----- Dataset extract

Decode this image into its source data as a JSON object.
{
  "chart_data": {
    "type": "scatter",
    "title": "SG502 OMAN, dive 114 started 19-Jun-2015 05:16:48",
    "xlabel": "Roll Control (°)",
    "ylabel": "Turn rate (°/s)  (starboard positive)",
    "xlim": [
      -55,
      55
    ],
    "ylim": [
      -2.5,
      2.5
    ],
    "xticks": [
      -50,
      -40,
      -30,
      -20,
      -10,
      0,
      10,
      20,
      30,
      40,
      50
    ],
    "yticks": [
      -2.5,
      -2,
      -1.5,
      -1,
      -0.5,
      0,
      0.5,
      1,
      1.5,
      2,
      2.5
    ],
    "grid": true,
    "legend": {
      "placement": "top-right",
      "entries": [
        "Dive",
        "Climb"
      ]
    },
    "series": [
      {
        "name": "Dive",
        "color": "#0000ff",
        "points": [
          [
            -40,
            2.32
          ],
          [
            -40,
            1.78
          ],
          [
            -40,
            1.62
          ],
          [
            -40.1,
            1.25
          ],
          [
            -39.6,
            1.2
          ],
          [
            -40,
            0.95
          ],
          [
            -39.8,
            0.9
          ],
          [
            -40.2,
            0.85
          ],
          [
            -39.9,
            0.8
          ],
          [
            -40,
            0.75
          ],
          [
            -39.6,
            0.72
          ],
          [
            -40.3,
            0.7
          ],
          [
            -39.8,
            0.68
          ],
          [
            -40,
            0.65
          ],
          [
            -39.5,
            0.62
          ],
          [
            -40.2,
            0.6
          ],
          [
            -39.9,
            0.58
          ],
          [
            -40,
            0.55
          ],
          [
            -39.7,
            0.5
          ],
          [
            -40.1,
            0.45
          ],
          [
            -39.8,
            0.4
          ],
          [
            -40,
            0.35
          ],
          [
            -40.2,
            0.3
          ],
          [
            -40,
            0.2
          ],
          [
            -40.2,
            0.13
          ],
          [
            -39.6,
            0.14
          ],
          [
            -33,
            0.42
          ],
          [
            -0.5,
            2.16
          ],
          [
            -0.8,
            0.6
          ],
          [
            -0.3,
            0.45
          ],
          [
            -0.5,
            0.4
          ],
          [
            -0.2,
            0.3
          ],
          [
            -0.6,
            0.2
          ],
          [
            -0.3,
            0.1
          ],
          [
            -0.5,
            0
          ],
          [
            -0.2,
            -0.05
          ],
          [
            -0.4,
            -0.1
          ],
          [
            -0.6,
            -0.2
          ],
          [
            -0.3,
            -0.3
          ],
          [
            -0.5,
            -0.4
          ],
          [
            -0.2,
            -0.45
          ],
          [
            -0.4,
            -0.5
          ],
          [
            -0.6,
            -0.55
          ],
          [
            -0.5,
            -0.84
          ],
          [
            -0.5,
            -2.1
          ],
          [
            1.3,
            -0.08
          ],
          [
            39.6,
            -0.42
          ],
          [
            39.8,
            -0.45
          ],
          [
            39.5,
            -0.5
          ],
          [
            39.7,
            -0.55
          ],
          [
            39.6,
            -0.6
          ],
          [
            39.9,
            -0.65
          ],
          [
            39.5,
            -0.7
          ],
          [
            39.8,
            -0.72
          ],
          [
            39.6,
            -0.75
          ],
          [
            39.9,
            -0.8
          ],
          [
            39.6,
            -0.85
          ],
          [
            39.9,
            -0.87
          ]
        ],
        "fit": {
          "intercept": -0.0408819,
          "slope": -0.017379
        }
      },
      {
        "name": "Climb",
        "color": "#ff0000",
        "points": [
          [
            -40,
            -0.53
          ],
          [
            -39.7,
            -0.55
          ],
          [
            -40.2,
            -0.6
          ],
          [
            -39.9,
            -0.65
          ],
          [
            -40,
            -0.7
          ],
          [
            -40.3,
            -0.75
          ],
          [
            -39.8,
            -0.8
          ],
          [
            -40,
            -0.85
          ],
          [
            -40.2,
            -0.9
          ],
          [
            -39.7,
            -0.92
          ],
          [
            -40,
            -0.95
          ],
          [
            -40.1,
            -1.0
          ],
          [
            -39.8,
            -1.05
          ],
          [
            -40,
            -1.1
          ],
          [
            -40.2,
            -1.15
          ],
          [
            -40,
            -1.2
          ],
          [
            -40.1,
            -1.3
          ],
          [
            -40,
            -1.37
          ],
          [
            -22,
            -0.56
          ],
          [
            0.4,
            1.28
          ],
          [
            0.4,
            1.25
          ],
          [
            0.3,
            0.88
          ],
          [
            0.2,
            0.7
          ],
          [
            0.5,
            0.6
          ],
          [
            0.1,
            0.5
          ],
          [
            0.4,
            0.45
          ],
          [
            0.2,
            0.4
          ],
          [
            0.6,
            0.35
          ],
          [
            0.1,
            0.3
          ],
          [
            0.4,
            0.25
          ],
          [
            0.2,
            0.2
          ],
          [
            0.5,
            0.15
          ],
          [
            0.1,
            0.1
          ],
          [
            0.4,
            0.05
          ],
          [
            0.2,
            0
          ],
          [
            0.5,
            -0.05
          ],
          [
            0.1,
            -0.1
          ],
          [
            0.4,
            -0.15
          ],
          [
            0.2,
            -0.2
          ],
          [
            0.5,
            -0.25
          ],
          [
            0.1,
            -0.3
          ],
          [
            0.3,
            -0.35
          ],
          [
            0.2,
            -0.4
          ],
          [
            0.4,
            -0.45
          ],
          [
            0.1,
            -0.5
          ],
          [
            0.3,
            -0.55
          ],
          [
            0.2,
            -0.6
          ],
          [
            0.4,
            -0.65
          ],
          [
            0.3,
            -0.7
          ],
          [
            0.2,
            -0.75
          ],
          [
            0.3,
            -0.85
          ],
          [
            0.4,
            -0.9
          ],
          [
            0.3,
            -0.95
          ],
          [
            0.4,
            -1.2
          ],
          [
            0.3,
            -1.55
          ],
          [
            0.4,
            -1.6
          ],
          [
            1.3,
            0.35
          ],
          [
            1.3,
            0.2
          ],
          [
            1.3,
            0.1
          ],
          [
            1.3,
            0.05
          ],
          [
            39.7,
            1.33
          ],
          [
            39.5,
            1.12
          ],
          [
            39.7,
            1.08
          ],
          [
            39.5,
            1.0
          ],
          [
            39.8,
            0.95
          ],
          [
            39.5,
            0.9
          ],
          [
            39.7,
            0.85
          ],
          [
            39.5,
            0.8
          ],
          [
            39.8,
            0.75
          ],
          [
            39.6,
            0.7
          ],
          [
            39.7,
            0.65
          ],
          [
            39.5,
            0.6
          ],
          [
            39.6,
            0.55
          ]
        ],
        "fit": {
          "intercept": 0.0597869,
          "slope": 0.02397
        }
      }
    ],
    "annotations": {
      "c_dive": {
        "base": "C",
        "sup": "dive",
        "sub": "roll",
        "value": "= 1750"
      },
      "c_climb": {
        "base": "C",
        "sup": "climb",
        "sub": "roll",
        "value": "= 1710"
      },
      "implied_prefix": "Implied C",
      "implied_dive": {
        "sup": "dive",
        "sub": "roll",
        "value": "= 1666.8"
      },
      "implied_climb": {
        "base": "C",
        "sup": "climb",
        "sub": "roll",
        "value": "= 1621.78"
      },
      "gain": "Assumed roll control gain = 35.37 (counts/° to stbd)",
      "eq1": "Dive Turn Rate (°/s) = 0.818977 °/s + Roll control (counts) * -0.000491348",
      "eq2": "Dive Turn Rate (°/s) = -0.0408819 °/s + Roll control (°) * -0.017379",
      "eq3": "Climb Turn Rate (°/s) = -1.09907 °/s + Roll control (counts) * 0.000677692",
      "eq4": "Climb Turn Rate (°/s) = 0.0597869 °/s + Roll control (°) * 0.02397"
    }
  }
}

----------

#### Task details
Repeat every line of the data, exactly and in full.

#### Solution for this task
Decode this image into its source data as a JSON object.
{
  "chart_data": {
    "type": "scatter",
    "title": "SG502 OMAN, dive 114 started 19-Jun-2015 05:16:48",
    "xlabel": "Roll Control (°)",
    "ylabel": "Turn rate (°/s)  (starboard positive)",
    "xlim": [
      -55,
      55
    ],
    "ylim": [
      -2.5,
      2.5
    ],
    "xticks": [
      -50,
      -40,
      -30,
      -20,
      -10,
      0,
      10,
      20,
      30,
      40,
      50
    ],
    "yticks": [
      -2.5,
      -2,
      -1.5,
      -1,
      -0.5,
      0,
      0.5,
      1,
      1.5,
      2,
      2.5
    ],
    "grid": true,
    "legend": {
      "placement": "top-right",
      "entries": [
        "Dive",
        "Climb"
      ]
    },
    "series": [
      {
        "name": "Dive",
        "color": "#0000ff",
        "points": [
          [
            -40,
            2.32
          ],
          [
            -40,
            1.78
          ],
          [
            -40,
            1.62
          ],
          [
            -40.1,
            1.25
          ],
          [
            -39.6,
            1.2
          ],
          [
            -40,
            0.95
          ],
          [
            -39.8,
            0.9
          ],
          [
            -40.2,
            0.85
          ],
          [
            -39.9,
            0.8
          ],
          [
            -40,
            0.75
          ],
          [
            -39.6,
            0.72
          ],
          [
            -40.3,
            0.7
          ],
          [
            -39.8,
            0.68
          ],
          [
            -40,
            0.65
          ],
          [
            -39.5,
            0.62
          ],
          [
            -40.2,
            0.6
          ],
          [
            -39.9,
            0.58
          ],
          [
            -40,
            0.55
          ],
          [
            -39.7,
            0.5
          ],
          [
            -40.1,
            0.45
          ],
          [
            -39.8,
            0.4
          ],
          [
            -40,
            0.35
          ],
          [
            -40.2,
            0.3
          ],
          [
            -40,
            0.2
          ],
          [
            -40.2,
            0.13
          ],
          [
            -39.6,
            0.14
          ],
          [
            -33,
            0.42
          ],
          [
            -0.5,
            2.16
          ],
          [
            -0.8,
            0.6
          ],
          [
            -0.3,
            0.45
          ],
          [
            -0.5,
            0.4
          ],
          [
            -0.2,
            0.3
          ],
          [
            -0.6,
            0.2
          ],
          [
            -0.3,
            0.1
          ],
          [
            -0.5,
            0
          ],
          [
            -0.2,
            -0.05
          ],
          [
            -0.4,
            -0.1
          ],
          [
            -0.6,
            -0.2
          ],
          [
            -0.3,
            -0.3
          ],
          [
            -0.5,
            -0.4
          ],
          [
            -0.2,
            -0.45
          ],
          [
            -0.4,
            -0.5
          ],
          [
            -0.6,
            -0.55
          ],
          [
            -0.5,
            -0.84
          ],
          [
            -0.5,
            -2.1
          ],
          [
            1.3,
            -0.08
          ],
          [
            39.6,
            -0.42
          ],
          [
            39.8,
            -0.45
          ],
          [
            39.5,
            -0.5
          ],
          [
            39.7,
            -0.55
          ],
          [
            39.6,
            -0.6
          ],
          [
            39.9,
            -0.65
          ],
          [
            39.5,
            -0.7
          ],
          [
            39.8,
            -0.72
          ],
          [
            39.6,
            -0.75
          ],
          [
            39.9,
            -0.8
          ],
          [
            39.6,
            -0.85
          ],
          [
            39.9,
            -0.87
          ]
        ],
        "fit": {
          "intercept": -0.0408819,
          "slope": -0.017379
        }
      },
      {
        "name": "Climb",
        "color": "#ff0000",
        "points": [
          [
            -40,
            -0.53
          ],
          [
            -39.7,
            -0.55
          ],
          [
            -40.2,
            -0.6
          ],
          [
            -39.9,
            -0.65
          ],
          [
            -40,
            -0.7
          ],
          [
            -40.3,
            -0.75
          ],
          [
            -39.8,
            -0.8
          ],
          [
            -40,
            -0.85
          ],
          [
            -40.2,
            -0.9
          ],
          [
            -39.7,
            -0.92
          ],
          [
            -40,
            -0.95
          ],
          [
            -40.1,
            -1.0
          ],
          [
            -39.8,
            -1.05
          ],
          [
            -40,
            -1.1
          ],
          [
            -40.2,
            -1.15
          ],
          [
            -40,
            -1.2
          ],
          [
            -40.1,
            -1.3
          ],
          [
            -40,
            -1.37
          ],
          [
            -22,
            -0.56
          ],
          [
            0.4,
            1.28
          ],
          [
            0.4,
            1.25
          ],
          [
            0.3,
            0.88
          ],
          [
            0.2,
            0.7
          ],
          [
            0.5,
            0.6
          ],
          [
            0.1,
            0.5
          ],
          [
            0.4,
            0.45
          ],
          [
            0.2,
            0.4
          ],
          [
            0.6,
            0.35
          ],
          [
            0.1,
            0.3
          ],
          [
            0.4,
            0.25
          ],
          [
            0.2,
            0.2
          ],
          [
            0.5,
            0.15
          ],
          [
            0.1,
            0.1
          ],
          [
            0.4,
            0.05
          ],
          [
            0.2,
            0
          ],
          [
            0.5,
            -0.05
          ],
          [
            0.1,
            -0.1
          ],
          [
            0.4,
            -0.15
          ],
          [
            0.2,
            -0.2
          ],
          [
            0.5,
            -0.25
          ],
          [
            0.1,
            -0.3
          ],
          [
            0.3,
            -0.35
          ],
          [
            0.2,
            -0.4
          ],
          [
            0.4,
            -0.45
          ],
          [
            0.1,
            -0.5
          ],
          [
            0.3,
            -0.55
          ],
          [
            0.2,
            -0.6
          ],
          [
            0.4,
            -0.65
          ],
          [
            0.3,
            -0.7
          ],
          [
            0.2,
            -0.75
          ],
          [
            0.3,
            -0.85
          ],
          [
            0.4,
            -0.9
          ],
          [
            0.3,
            -0.95
          ],
          [
            0.4,
            -1.2
          ],
          [
            0.3,
            -1.55
          ],
          [
            0.4,
            -1.6
          ],
          [
            1.3,
            0.35
          ],
          [
            1.3,
            0.2
          ],
          [
            1.3,
            0.1
          ],
          [
            1.3,
            0.05
          ],
          [
            39.7,
            1.33
          ],
          [
            39.5,
            1.12
          ],
          [
            39.7,
            1.08
          ],
          [
            39.5,
            1.0
          ],
          [
            39.8,
            0.95
          ],
          [
            39.5,
            0.9
          ],
          [
            39.7,
            0.85
          ],
          [
            39.5,
            0.8
          ],
          [
            39.8,
            0.75
          ],
          [
            39.6,
            0.7
          ],
          [
            39.7,
            0.65
          ],
          [
            39.5,
            0.6
          ],
          [
            39.6,
            0.55
          ]
        ],
        "fit": {
          "intercept": 0.0597869,
          "slope": 0.02397
        }
      }
    ],
    "annotations": {
      "c_dive": {
        "base": "C",
        "sup": "dive",
        "sub": "roll",
        "value": "= 1750"
      },
      "c_climb": {
        "base": "C",
        "sup": "climb",
        "sub": "roll",
        "value": "= 1710"
      },
      "implied_prefix": "Implied C",
      "implied_dive": {
        "sup": "dive",
        "sub": "roll",
        "value": "= 1666.8"
      },
      "implied_climb": {
        "base": "C",
        "sup": "climb",
        "sub": "roll",
        "value": "= 1621.78"
      },
      "gain": "Assumed roll control gain = 35.37 (counts/° to stbd)",
      "eq1": "Dive Turn Rate (°/s) = 0.818977 °/s + Roll control (counts) * -0.000491348",
      "eq2": "Dive Turn Rate (°/s) = -0.0408819 °/s + Roll control (°) * -0.017379",
      "eq3": "Climb Turn Rate (°/s) = -1.09907 °/s + Roll control (counts) * 0.000677692",
      "eq4": "Climb Turn Rate (°/s) = 0.0597869 °/s + Roll control (°) * 0.02397"
    }
  }
}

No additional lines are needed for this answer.